[Goal]:
Update the lines from the one containing "footnote-separator [71,481,217,482]" through the one containing "header-additional-commitments: Дополнительные обязательства", inclusive, changing "Бандероли" to "Посылки" and leaving all else unchanged. Return only those lines.

[Records for this task]:
------------------------------

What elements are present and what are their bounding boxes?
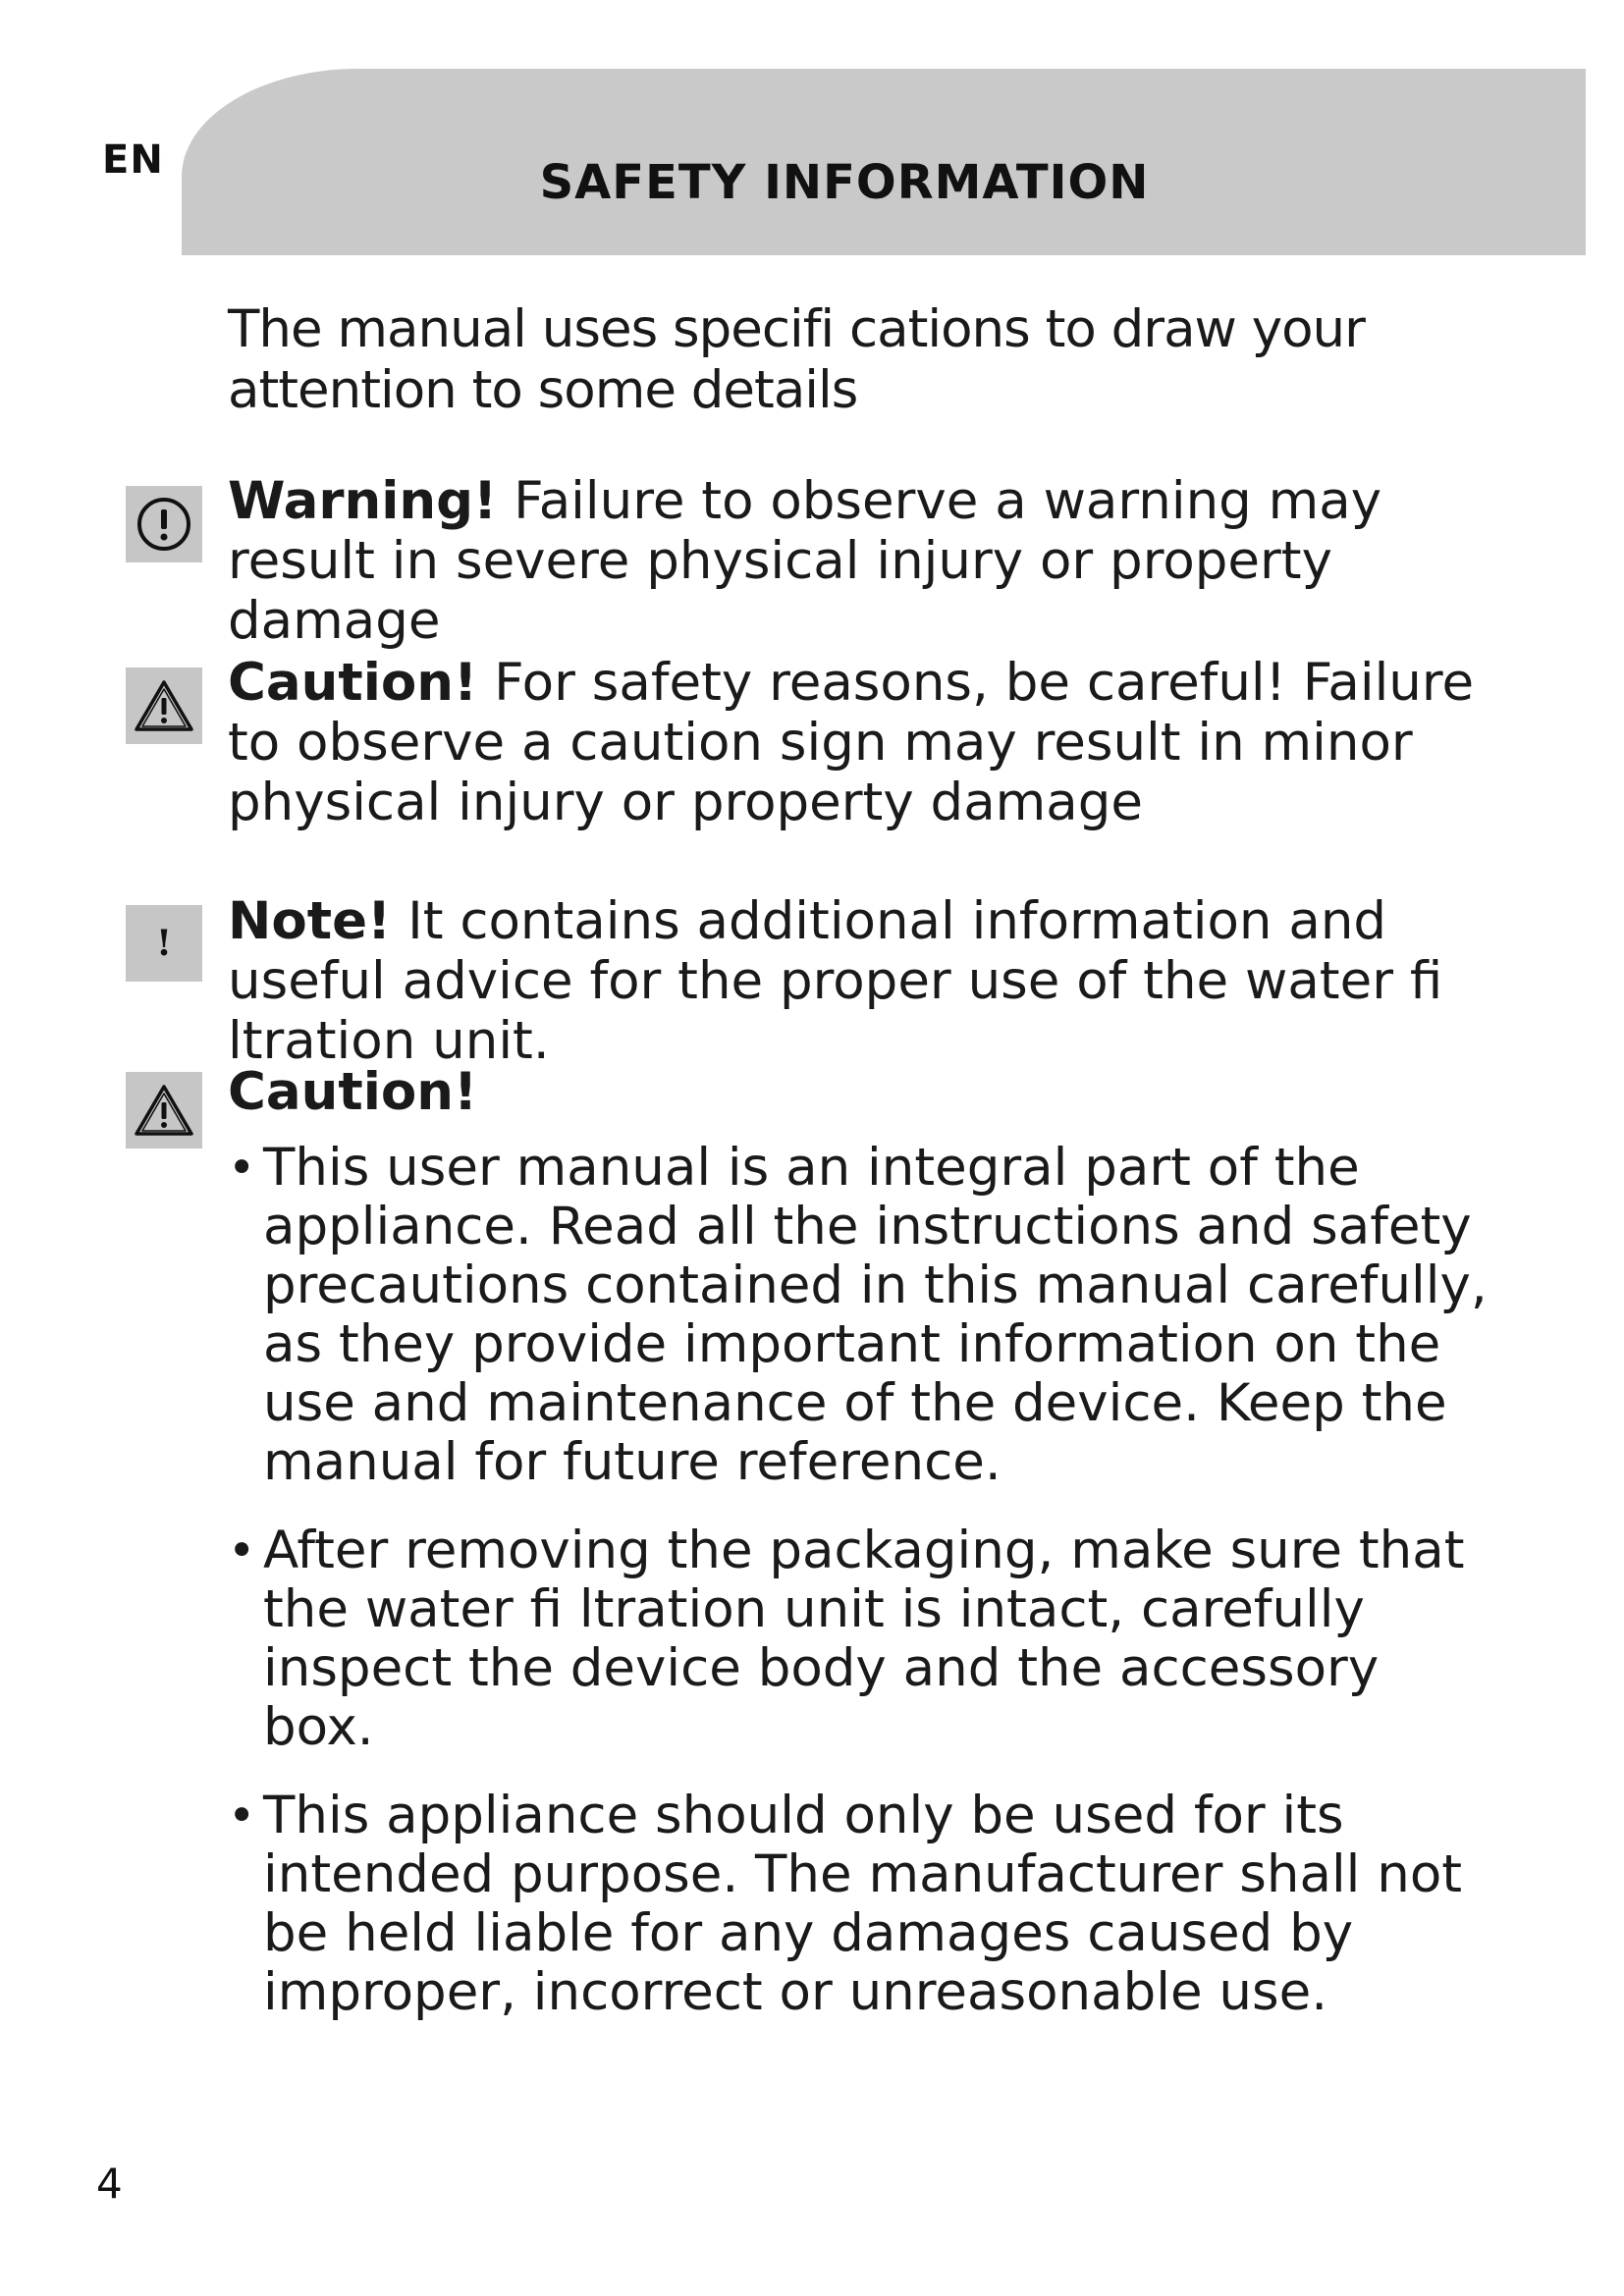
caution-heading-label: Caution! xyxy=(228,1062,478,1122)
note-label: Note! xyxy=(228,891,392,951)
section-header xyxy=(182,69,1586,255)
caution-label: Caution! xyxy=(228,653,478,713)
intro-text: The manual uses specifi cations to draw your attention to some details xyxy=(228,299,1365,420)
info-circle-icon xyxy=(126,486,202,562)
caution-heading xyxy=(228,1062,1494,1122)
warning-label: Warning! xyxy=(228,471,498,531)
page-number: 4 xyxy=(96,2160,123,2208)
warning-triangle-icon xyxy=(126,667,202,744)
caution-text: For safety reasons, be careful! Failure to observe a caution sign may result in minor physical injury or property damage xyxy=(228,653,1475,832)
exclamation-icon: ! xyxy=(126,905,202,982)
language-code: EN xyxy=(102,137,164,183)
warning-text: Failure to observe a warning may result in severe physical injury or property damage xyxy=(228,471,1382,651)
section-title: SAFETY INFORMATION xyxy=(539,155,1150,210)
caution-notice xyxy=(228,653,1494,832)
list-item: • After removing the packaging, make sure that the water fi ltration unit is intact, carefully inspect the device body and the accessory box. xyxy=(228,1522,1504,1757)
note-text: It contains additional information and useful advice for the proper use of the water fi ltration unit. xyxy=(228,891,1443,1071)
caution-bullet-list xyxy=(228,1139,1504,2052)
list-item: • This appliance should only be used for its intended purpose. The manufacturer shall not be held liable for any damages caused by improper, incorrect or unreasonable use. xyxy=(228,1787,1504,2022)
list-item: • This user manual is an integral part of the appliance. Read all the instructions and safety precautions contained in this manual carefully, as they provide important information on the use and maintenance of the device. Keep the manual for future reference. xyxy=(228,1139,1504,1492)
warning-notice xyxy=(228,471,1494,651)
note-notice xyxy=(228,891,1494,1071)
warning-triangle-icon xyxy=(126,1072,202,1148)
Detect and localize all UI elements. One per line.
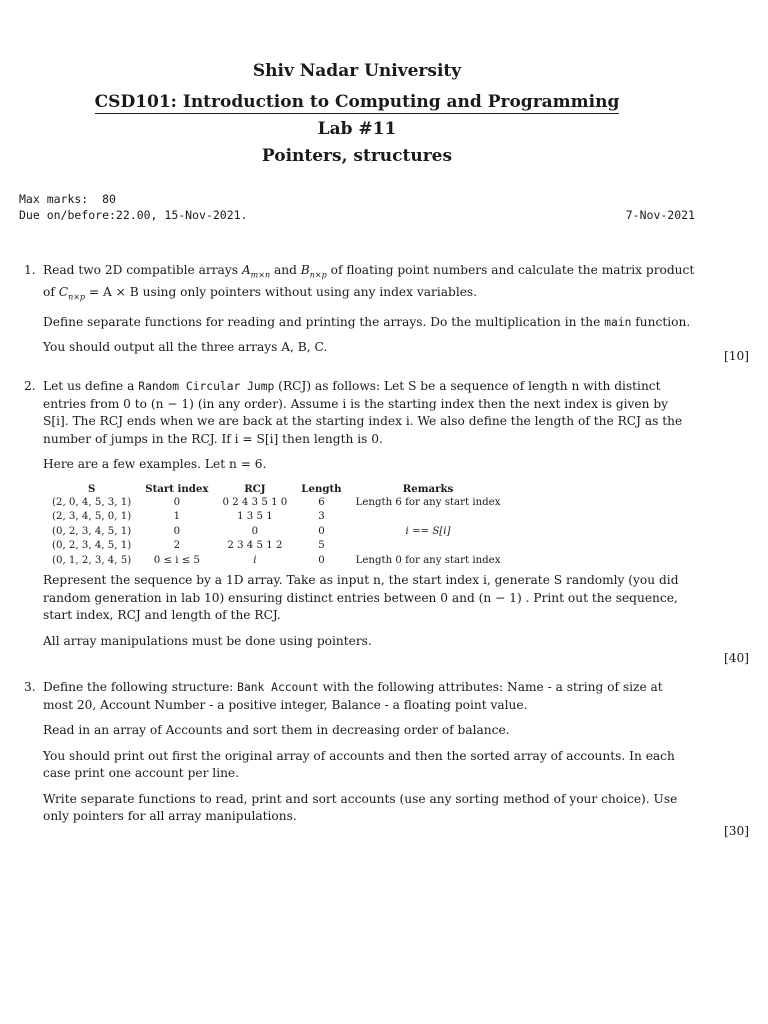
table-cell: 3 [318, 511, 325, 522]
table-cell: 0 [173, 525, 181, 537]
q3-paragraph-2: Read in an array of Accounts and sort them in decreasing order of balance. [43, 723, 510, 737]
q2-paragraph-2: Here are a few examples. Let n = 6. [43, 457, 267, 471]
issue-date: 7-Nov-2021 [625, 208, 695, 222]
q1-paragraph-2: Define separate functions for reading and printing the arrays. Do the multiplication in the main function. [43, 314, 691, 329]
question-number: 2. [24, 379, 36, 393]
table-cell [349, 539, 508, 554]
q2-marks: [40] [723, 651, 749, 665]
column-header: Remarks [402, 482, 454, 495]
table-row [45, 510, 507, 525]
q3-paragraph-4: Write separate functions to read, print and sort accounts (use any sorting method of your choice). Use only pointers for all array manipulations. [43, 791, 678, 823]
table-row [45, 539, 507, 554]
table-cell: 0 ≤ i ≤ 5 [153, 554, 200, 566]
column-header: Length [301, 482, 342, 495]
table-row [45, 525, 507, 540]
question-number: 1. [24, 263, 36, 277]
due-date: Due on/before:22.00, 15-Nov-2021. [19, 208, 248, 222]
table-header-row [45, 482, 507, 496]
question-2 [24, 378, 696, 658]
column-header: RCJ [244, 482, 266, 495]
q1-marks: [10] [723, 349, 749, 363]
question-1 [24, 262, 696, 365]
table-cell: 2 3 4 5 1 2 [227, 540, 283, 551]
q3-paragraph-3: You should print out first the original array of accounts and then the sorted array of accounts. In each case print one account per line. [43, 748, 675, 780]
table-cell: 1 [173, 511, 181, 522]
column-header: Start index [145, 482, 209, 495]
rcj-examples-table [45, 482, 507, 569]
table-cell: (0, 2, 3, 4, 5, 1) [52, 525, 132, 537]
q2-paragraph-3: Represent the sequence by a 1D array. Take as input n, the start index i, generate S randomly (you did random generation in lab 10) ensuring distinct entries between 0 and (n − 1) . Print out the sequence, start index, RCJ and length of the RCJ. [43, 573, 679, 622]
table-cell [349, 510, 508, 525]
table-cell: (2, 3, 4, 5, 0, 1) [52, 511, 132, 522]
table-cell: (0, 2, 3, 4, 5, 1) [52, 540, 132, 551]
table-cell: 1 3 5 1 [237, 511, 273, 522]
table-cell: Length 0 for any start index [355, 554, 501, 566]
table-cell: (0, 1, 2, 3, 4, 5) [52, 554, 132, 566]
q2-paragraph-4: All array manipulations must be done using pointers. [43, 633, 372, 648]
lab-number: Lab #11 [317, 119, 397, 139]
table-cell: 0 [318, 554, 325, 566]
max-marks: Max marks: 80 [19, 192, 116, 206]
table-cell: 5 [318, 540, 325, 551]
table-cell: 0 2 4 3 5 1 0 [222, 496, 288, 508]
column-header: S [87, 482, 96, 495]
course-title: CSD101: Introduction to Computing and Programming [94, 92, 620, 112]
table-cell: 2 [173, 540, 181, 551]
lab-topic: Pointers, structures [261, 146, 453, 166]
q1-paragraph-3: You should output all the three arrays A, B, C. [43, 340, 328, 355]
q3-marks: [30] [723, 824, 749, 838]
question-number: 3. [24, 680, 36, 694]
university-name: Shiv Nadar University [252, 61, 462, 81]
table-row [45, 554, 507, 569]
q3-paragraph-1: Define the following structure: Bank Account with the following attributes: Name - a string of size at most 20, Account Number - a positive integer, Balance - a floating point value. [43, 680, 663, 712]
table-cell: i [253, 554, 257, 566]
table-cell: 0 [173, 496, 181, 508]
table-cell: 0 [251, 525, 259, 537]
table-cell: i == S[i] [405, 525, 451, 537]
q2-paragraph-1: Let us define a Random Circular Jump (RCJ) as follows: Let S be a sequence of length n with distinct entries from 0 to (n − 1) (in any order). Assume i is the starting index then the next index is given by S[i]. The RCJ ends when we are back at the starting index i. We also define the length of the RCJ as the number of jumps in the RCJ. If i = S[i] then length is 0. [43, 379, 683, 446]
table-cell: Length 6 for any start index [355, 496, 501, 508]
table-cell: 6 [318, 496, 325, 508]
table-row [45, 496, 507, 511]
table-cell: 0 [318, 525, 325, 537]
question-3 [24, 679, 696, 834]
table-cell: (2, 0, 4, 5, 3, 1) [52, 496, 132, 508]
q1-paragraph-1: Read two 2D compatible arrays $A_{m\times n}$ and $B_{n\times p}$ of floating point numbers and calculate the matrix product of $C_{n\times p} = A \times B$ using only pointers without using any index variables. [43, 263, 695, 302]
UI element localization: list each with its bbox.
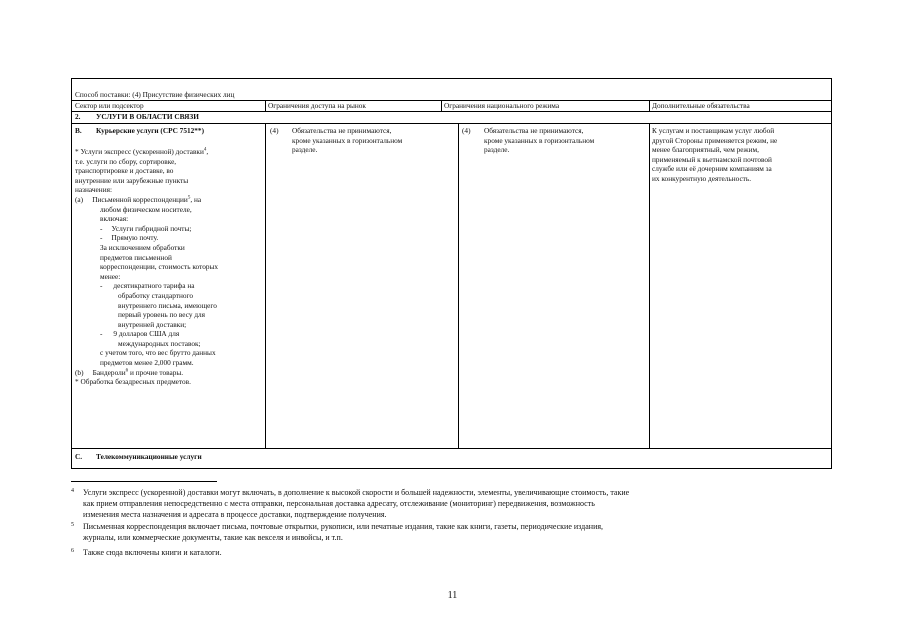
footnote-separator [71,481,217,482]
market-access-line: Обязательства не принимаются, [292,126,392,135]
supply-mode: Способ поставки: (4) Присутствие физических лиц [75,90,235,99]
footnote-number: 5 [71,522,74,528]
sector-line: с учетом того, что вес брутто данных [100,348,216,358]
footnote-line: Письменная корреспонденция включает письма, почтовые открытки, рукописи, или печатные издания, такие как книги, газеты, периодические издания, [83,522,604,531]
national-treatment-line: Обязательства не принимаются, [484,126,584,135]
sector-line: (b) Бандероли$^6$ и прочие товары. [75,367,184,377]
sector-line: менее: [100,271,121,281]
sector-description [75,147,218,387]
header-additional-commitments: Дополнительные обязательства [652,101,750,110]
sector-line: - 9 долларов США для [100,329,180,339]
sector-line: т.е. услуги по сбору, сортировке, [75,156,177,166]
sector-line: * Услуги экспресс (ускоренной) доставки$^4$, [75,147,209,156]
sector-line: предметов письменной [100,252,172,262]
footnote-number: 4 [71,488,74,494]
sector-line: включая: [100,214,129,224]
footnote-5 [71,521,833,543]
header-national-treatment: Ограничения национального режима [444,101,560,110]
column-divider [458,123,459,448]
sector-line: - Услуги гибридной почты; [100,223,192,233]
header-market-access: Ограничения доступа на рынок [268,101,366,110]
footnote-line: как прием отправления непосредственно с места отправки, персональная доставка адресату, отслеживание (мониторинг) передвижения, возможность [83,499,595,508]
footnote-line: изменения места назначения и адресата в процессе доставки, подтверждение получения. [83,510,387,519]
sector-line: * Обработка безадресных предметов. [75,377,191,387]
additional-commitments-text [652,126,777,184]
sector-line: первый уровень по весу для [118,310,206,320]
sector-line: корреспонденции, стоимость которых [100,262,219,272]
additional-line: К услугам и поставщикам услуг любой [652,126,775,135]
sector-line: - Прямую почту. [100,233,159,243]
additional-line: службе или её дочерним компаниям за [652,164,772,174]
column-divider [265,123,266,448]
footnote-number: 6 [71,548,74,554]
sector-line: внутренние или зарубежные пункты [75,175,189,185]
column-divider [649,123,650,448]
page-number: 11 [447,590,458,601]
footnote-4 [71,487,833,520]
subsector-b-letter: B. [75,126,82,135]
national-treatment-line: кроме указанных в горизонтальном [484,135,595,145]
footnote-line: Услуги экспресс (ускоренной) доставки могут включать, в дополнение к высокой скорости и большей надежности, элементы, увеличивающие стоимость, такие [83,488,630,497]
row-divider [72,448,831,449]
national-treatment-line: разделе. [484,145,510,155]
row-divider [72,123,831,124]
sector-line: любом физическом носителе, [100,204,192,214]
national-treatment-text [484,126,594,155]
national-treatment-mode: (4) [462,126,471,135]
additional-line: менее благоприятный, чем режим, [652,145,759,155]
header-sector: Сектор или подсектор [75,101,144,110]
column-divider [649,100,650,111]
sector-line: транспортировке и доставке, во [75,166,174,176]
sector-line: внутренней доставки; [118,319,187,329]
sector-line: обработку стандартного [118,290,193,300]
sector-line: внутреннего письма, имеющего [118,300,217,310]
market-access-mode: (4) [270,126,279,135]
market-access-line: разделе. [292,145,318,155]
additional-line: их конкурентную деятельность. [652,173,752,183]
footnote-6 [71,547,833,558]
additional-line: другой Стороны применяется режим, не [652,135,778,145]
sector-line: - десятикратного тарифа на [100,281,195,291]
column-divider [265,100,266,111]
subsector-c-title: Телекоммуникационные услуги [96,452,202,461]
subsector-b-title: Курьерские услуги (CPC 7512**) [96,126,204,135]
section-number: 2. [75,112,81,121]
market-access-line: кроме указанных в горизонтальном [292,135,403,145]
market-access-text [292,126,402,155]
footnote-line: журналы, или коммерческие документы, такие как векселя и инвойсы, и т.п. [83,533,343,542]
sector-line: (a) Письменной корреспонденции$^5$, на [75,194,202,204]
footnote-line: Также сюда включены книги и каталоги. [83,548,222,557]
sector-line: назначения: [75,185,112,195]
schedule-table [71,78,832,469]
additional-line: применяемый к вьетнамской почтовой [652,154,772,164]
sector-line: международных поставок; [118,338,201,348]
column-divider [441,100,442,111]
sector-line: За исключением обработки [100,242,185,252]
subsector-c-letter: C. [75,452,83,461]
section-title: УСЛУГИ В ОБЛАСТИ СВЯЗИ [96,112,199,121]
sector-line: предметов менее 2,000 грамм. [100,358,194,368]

------------------------------

[Correct result]:
footnote-separator [71,481,217,482]
market-access-line: Обязательства не принимаются, [292,126,392,135]
supply-mode: Способ поставки: (4) Присутствие физических лиц [75,90,235,99]
footnote-number: 5 [71,522,74,528]
sector-line: с учетом того, что вес брутто данных [100,348,216,358]
footnote-line: Письменная корреспонденция включает письма, почтовые открытки, рукописи, или печатные издания, такие как книги, газеты, периодические издания, [83,522,604,531]
national-treatment-line: Обязательства не принимаются, [484,126,584,135]
sector-line: (b) Посылки$^6$ и прочие товары. [75,367,184,377]
sector-line: менее: [100,271,121,281]
sector-description [75,147,218,387]
header-additional-commitments: Дополнительные обязательства [652,101,750,110]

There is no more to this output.